══ Supplied material ══
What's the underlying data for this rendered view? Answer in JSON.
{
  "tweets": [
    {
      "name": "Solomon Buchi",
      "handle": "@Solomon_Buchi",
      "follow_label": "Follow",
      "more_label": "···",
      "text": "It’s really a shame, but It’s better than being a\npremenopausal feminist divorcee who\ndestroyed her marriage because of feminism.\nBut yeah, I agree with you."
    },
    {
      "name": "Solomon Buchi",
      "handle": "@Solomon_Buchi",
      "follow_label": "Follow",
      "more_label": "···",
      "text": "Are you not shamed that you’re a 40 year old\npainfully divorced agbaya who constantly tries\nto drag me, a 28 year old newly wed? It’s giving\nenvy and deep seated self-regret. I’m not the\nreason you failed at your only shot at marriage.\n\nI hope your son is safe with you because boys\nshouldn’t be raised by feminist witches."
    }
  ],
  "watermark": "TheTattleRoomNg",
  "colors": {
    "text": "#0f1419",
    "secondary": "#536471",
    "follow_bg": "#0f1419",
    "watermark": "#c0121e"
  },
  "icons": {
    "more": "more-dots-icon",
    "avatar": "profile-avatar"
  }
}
═══
● Work to be completed: All of the records must be retyped exactly as they are.

● Written solution:
What's the underlying data for this rendered view? Answer in JSON.
{
  "tweets": [
    {
      "name": "Solomon Buchi",
      "handle": "@Solomon_Buchi",
      "follow_label": "Follow",
      "more_label": "···",
      "text": "It’s really a shame, but It’s better than being a\npremenopausal feminist divorcee who\ndestroyed her marriage because of feminism.\nBut yeah, I agree with you."
    },
    {
      "name": "Solomon Buchi",
      "handle": "@Solomon_Buchi",
      "follow_label": "Follow",
      "more_label": "···",
      "text": "Are you not shamed that you’re a 40 year old\npainfully divorced agbaya who constantly tries\nto drag me, a 28 year old newly wed? It’s giving\nenvy and deep seated self-regret. I’m not the\nreason you failed at your only shot at marriage.\n\nI hope your son is safe with you because boys\nshouldn’t be raised by feminist witches."
    }
  ],
  "watermark": "TheTattleRoomNg",
  "colors": {
    "text": "#0f1419",
    "secondary": "#536471",
    "follow_bg": "#0f1419",
    "watermark": "#c0121e"
  },
  "icons": {
    "more": "more-dots-icon",
    "avatar": "profile-avatar"
  }
}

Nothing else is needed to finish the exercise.